**What is asked**
Every line from the one with "Extract the structured" to the end of the data needs to be copied exactly, and no line before it.

--- Begin ---

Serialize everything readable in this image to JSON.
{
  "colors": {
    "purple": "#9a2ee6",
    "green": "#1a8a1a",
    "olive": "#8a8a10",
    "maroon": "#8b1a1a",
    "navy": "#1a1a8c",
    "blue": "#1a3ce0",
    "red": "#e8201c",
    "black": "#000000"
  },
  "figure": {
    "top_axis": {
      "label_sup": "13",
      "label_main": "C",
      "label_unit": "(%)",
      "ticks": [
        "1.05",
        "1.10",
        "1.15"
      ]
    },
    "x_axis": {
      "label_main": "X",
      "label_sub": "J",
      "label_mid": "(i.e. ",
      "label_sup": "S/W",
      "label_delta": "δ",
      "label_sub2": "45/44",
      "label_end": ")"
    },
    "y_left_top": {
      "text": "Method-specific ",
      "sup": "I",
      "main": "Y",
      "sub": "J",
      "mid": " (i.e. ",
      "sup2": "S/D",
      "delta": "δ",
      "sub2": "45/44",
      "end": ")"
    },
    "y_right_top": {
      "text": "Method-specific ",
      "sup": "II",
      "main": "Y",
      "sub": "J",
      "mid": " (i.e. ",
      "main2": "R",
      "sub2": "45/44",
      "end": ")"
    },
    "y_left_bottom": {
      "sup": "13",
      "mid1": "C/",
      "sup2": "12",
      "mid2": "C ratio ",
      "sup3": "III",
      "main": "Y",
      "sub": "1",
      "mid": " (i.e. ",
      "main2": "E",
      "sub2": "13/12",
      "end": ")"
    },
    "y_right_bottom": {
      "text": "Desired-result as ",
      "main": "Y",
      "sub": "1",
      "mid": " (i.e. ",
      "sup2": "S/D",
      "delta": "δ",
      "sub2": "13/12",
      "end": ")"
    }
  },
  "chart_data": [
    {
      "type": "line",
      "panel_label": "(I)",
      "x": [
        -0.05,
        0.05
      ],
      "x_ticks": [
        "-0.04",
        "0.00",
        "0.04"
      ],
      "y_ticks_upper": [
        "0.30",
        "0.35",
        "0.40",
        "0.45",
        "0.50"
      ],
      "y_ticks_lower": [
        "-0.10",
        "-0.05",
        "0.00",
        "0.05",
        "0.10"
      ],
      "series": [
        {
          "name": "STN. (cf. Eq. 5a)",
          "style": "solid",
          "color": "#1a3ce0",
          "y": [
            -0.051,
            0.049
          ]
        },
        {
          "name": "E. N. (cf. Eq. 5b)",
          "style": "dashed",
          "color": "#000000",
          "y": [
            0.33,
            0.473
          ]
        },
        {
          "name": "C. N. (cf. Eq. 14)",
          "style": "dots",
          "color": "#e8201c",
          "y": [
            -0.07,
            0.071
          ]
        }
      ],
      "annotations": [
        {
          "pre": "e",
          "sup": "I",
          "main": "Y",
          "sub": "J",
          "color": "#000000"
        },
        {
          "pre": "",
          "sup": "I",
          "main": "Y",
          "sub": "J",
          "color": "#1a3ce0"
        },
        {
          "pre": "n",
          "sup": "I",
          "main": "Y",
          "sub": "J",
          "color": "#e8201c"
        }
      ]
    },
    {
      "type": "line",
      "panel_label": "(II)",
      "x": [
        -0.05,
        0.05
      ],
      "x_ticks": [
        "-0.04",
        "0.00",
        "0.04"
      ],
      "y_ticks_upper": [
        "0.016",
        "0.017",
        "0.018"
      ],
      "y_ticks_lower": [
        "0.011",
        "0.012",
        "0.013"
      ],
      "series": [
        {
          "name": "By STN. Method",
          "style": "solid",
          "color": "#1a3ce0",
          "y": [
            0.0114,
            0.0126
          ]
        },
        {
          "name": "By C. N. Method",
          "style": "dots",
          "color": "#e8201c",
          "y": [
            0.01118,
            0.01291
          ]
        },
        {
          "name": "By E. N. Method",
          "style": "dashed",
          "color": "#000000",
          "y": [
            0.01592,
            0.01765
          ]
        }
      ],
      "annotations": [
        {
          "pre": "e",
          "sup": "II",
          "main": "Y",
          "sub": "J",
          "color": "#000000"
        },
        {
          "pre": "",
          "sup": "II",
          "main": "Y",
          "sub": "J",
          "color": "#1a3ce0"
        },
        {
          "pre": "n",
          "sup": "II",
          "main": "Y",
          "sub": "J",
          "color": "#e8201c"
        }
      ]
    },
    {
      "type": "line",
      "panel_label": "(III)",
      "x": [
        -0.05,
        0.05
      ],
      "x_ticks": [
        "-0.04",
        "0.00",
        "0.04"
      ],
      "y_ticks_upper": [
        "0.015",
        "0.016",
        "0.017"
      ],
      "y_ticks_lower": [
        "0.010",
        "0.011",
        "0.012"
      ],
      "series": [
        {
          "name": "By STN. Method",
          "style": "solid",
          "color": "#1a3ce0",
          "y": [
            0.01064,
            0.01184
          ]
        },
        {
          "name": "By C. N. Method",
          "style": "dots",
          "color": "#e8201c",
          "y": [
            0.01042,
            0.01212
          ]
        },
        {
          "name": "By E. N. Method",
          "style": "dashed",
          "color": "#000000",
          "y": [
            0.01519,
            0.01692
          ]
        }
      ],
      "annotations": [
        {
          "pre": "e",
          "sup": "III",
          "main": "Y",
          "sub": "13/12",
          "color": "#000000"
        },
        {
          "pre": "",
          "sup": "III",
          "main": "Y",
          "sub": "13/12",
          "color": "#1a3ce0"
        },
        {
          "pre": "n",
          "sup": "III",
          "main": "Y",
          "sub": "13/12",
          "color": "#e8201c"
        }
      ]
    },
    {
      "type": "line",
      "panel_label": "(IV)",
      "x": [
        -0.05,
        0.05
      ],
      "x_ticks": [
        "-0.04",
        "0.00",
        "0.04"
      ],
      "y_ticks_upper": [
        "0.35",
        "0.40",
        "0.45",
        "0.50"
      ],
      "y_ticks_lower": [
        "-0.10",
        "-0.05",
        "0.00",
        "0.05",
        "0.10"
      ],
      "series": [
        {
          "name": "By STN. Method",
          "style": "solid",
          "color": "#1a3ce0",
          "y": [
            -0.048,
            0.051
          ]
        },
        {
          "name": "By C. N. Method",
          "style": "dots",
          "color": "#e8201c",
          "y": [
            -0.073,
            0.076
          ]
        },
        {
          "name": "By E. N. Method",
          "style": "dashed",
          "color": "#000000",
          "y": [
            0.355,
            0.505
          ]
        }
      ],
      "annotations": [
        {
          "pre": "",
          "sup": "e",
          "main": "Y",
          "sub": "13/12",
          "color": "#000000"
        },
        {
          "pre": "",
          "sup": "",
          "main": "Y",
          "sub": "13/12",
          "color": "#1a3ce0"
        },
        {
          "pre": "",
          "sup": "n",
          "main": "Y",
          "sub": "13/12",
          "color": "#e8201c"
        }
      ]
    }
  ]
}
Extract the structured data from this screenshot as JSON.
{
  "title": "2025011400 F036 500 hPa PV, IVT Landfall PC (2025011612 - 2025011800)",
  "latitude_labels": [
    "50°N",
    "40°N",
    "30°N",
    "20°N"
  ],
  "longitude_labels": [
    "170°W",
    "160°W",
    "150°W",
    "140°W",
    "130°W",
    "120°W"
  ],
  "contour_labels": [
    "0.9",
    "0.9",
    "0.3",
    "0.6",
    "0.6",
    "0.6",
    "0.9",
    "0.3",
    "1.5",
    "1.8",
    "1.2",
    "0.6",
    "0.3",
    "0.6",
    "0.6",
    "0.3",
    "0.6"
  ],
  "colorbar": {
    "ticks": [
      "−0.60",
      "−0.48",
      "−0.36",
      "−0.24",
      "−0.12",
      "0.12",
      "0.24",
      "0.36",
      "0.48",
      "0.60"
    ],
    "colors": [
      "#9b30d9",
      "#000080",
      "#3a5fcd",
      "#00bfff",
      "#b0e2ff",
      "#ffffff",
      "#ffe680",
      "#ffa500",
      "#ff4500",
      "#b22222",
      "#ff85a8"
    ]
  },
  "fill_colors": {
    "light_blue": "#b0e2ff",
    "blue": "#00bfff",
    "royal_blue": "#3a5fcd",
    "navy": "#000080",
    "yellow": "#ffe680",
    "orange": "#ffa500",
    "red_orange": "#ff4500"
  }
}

--- End ---

**Solution**
Extract the structured data from this screenshot as JSON.
{
  "title": "2025011400 F036 500 hPa PV, IVT Landfall PC (2025011612 - 2025011800)",
  "latitude_labels": [
    "50°N",
    "40°N",
    "30°N",
    "20°N"
  ],
  "longitude_labels": [
    "170°W",
    "160°W",
    "150°W",
    "140°W",
    "130°W",
    "120°W"
  ],
  "contour_labels": [
    "0.9",
    "0.9",
    "0.3",
    "0.6",
    "0.6",
    "0.6",
    "0.9",
    "0.3",
    "1.5",
    "1.8",
    "1.2",
    "0.6",
    "0.3",
    "0.6",
    "0.6",
    "0.3",
    "0.6"
  ],
  "colorbar": {
    "ticks": [
      "−0.60",
      "−0.48",
      "−0.36",
      "−0.24",
      "−0.12",
      "0.12",
      "0.24",
      "0.36",
      "0.48",
      "0.60"
    ],
    "colors": [
      "#9b30d9",
      "#000080",
      "#3a5fcd",
      "#00bfff",
      "#b0e2ff",
      "#ffffff",
      "#ffe680",
      "#ffa500",
      "#ff4500",
      "#b22222",
      "#ff85a8"
    ]
  },
  "fill_colors": {
    "light_blue": "#b0e2ff",
    "blue": "#00bfff",
    "royal_blue": "#3a5fcd",
    "navy": "#000080",
    "yellow": "#ffe680",
    "orange": "#ffa500",
    "red_orange": "#ff4500"
  }
}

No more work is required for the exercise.